> **Problem to work on**:
Find each line with the word "Brachenfelderstr" and copy it.

[Records from a data source]
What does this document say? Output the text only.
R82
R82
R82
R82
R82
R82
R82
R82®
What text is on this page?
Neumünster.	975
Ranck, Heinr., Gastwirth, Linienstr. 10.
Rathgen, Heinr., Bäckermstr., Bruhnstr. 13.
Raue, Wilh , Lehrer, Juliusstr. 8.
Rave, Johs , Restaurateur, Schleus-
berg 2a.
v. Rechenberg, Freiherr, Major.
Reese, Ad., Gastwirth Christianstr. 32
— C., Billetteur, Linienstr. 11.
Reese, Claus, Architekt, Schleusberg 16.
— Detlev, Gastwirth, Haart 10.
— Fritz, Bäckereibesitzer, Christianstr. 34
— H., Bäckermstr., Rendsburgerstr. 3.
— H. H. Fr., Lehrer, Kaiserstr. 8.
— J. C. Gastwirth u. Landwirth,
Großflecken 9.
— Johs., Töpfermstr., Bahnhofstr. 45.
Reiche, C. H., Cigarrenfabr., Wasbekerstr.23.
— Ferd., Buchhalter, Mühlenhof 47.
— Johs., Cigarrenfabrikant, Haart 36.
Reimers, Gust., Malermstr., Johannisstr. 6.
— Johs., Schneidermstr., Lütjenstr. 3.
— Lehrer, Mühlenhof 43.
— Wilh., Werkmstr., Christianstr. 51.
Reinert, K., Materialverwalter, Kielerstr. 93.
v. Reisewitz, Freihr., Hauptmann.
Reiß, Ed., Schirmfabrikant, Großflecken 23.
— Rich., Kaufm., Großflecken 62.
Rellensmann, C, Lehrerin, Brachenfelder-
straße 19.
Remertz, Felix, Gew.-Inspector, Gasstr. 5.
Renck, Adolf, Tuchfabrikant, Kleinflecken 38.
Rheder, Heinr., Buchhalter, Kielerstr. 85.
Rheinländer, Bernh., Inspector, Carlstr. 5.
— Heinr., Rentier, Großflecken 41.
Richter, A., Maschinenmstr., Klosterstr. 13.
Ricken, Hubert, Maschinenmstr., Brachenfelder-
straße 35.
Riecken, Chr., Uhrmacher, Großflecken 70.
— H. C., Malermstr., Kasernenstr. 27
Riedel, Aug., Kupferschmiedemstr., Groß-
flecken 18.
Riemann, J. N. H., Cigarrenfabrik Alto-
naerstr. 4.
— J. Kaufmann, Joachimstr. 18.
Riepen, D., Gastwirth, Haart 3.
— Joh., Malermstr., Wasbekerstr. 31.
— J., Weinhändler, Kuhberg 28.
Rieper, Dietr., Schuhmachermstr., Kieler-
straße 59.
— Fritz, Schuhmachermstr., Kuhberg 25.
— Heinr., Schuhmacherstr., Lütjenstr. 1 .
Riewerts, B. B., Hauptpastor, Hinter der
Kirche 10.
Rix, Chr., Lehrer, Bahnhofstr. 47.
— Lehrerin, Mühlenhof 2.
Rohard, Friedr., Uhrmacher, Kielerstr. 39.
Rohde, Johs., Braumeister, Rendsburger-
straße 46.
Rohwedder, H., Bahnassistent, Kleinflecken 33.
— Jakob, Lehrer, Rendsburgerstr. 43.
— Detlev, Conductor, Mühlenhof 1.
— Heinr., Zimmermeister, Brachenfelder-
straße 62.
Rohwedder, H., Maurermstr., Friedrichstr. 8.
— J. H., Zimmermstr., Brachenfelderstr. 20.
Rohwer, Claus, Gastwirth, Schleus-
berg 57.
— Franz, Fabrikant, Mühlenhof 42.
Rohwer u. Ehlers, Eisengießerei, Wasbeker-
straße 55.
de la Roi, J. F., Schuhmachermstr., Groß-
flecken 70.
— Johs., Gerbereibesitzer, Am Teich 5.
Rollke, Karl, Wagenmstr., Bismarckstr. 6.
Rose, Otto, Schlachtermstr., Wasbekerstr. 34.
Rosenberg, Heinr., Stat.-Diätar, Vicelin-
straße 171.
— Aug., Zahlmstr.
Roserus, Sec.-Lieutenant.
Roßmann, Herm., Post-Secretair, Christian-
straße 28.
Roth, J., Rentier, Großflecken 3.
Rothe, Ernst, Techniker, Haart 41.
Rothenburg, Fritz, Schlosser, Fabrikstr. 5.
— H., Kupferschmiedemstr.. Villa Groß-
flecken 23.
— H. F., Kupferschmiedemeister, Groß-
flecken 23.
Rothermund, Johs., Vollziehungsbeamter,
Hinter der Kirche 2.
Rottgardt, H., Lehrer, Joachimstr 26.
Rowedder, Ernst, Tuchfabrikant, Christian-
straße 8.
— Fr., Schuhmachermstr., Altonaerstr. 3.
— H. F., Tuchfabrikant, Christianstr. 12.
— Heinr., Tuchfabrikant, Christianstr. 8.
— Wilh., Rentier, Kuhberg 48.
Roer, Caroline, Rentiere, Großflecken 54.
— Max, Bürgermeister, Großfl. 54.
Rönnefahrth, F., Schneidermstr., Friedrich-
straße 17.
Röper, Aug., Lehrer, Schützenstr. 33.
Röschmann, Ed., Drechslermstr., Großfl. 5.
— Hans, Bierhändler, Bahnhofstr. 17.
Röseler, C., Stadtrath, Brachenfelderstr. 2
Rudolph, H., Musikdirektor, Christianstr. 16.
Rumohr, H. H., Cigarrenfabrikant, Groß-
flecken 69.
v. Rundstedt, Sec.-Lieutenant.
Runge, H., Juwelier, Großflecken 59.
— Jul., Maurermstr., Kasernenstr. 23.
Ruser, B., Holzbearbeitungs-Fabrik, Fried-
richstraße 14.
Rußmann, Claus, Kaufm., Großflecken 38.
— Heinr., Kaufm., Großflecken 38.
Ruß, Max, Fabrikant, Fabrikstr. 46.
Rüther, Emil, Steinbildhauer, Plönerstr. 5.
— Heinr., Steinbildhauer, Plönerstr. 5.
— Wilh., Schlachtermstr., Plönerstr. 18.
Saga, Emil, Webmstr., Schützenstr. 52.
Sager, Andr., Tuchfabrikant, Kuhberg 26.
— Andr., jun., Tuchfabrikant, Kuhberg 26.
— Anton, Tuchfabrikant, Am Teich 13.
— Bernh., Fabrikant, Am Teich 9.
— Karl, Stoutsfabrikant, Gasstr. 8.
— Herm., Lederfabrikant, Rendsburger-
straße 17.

> **Result**:
— J. H., Zimmermstr., Brachenfelderstr. 20.
Röseler, C., Stadtrath, Brachenfelderstr. 2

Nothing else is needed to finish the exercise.